## YOUR TASK
Count every line that includes the string "propriocettive" in the entries that follow. Nothing besides the number is needed.
— START OF DATA SHOWN —
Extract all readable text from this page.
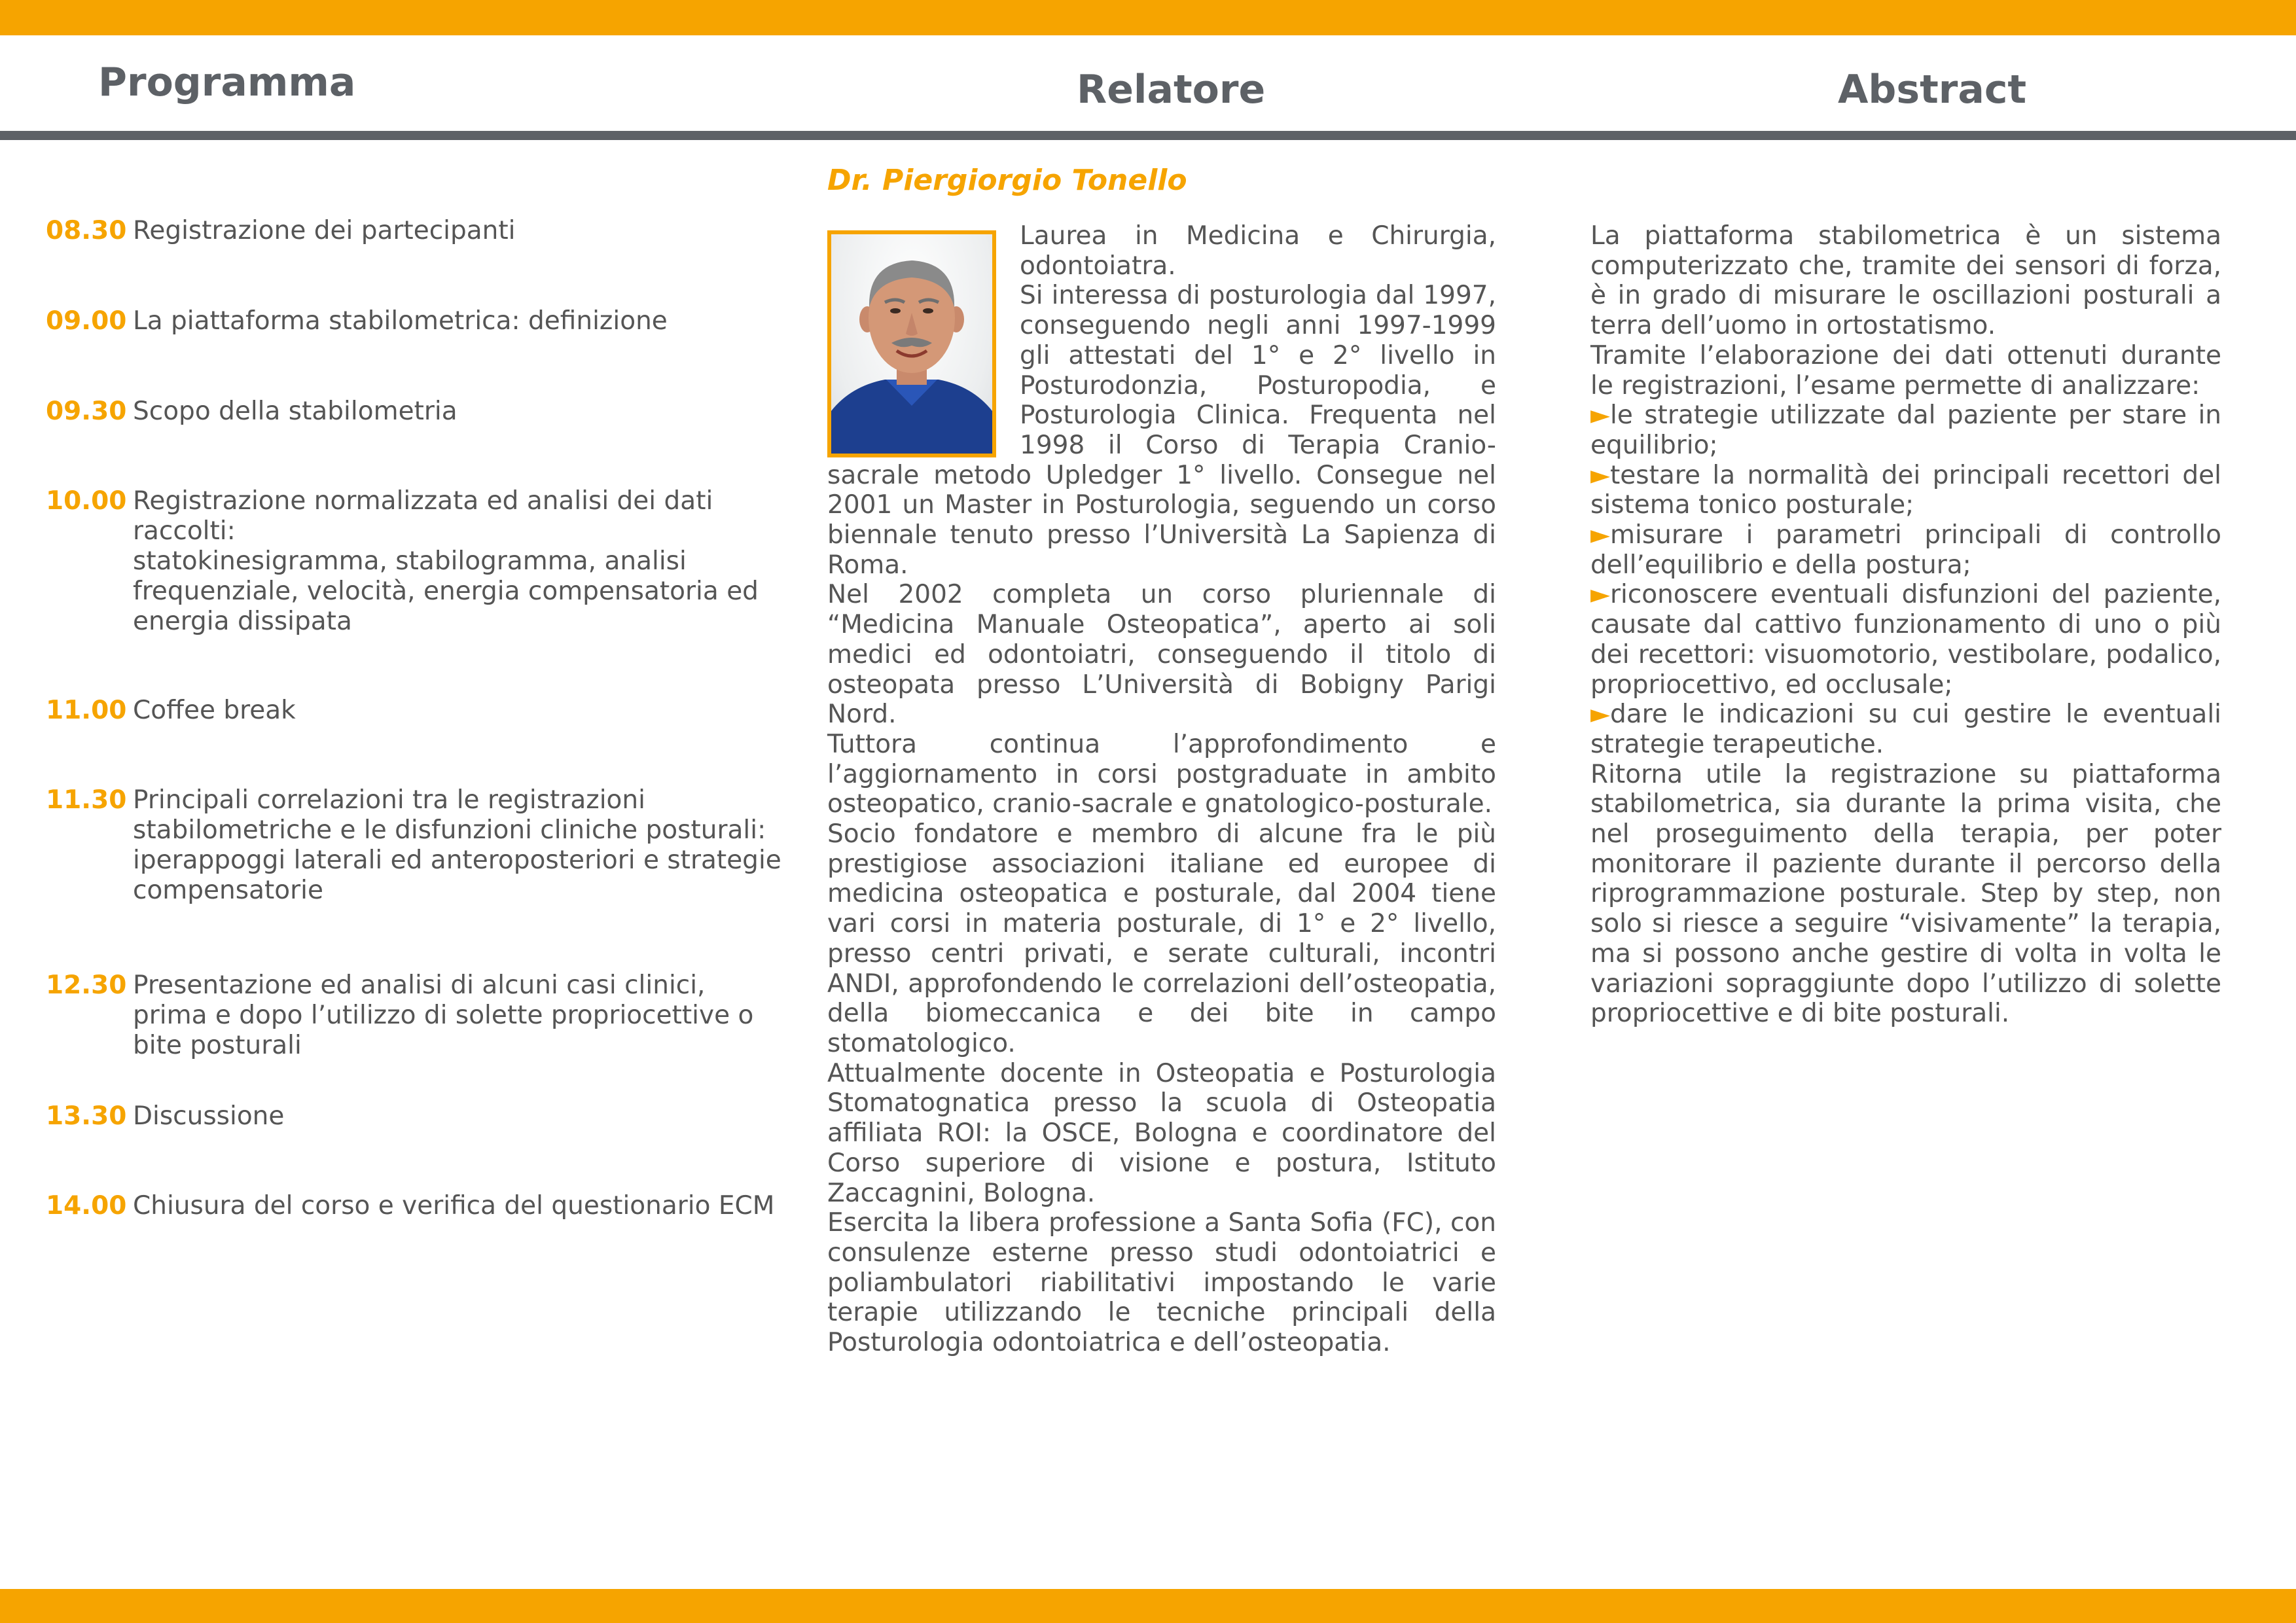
Programma	Relatore	Abstract
08.30 Registrazione dei partecipanti
09.00 La piattaforma stabilometrica: definizione
09.30 Scopo della stabilometria
10.00 Registrazione normalizzata ed analisi dei dati raccolti:
statokinesigramma, stabilogramma, analisi frequenziale, velocità, energia compensatoria ed energia dissipata
11.00 Coffee break
11.30 Principali correlazioni tra le registrazioni stabilometriche e le disfunzioni cliniche posturali: iperappoggi laterali ed anteroposteriori e strategie compensatorie
12.30 Presentazione ed analisi di alcuni casi clinici, prima e dopo l’utilizzo di solette propriocettive o bite posturali
13.30 Discussione
14.00 Chiusura del corso e verifica del questionario ECM
Dr. Piergiorgio Tonello

Laurea in Medicina e Chirurgia, odontoiatra.

Si interessa di posturologia dal 1997, conseguendo negli anni 1997-1999 gli attestati del 1° e 2° livello in Posturodonzia, Posturopodia, e Posturologia Clinica. Frequenta nel 1998 il Corso di Terapia Cranio-sacrale metodo Upledger 1° livello. Consegue nel 2001 un Master in Posturologia, seguendo un corso biennale tenuto presso l’Università La Sapienza di Roma.

Nel 2002 completa un corso pluriennale di “Medicina Manuale Osteopatica”, aperto ai soli medici ed odontoiatri, conseguendo il titolo di osteopata presso L’Università di Bobigny Parigi Nord.

Tuttora continua l’approfondimento e l’aggiornamento in corsi postgraduate in ambito osteopatico, cranio-sacrale e gnatologico-posturale.

Socio fondatore e membro di alcune fra le più prestigiose associazioni italiane ed europee di medicina osteopatica e posturale, dal 2004 tiene vari corsi in materia posturale, di 1° e 2° livello, presso centri privati, e serate culturali, incontri ANDI, approfondendo le correlazioni dell’osteopatia, della biomeccanica e dei bite in campo stomatologico.

Attualmente docente in Osteopatia e Posturologia Stomatognatica presso la scuola di Osteopatia affiliata ROI: la OSCE, Bologna e coordinatore del Corso superiore di visione e postura, Istituto Zaccagnini, Bologna.

Esercita la libera professione a Santa Sofia (FC), con consulenze esterne presso studi odontoiatrici e poliambulatori riabilitativi impostando le varie terapie utilizzando le tecniche principali della Posturologia odontoiatrica e dell’osteopatia.

La piattaforma stabilometrica è un sistema computerizzato che, tramite dei sensori di forza, è in grado di misurare le oscillazioni posturali a terra dell’uomo in ortostatismo.

Tramite l’elaborazione dei dati ottenuti durante le registrazioni, l’esame permette di analizzare:

►le strategie utilizzate dal paziente per stare in equilibrio;

►testare la normalità dei principali recettori del sistema tonico posturale;

►misurare i parametri principali di controllo dell’equilibrio e della postura;

►riconoscere eventuali disfunzioni del paziente, causate dal cattivo funzionamento di uno o più dei recettori: visuomotorio, vestibolare, podalico, propriocettivo, ed occlusale;

►dare le indicazioni su cui gestire le eventuali strategie terapeutiche.

Ritorna utile la registrazione su piattaforma stabilometrica, sia durante la prima visita, che nel proseguimento della terapia, per poter monitorare il paziente durante il percorso della riprogrammazione posturale. Step by step, non solo si riesce a seguire “visivamente” la terapia, ma si possono anche gestire di volta in volta le variazioni sopraggiunte dopo l’utilizzo di solette propriocettive e di bite posturali.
— END OF DATA SHOWN —
## THE ANSWER
2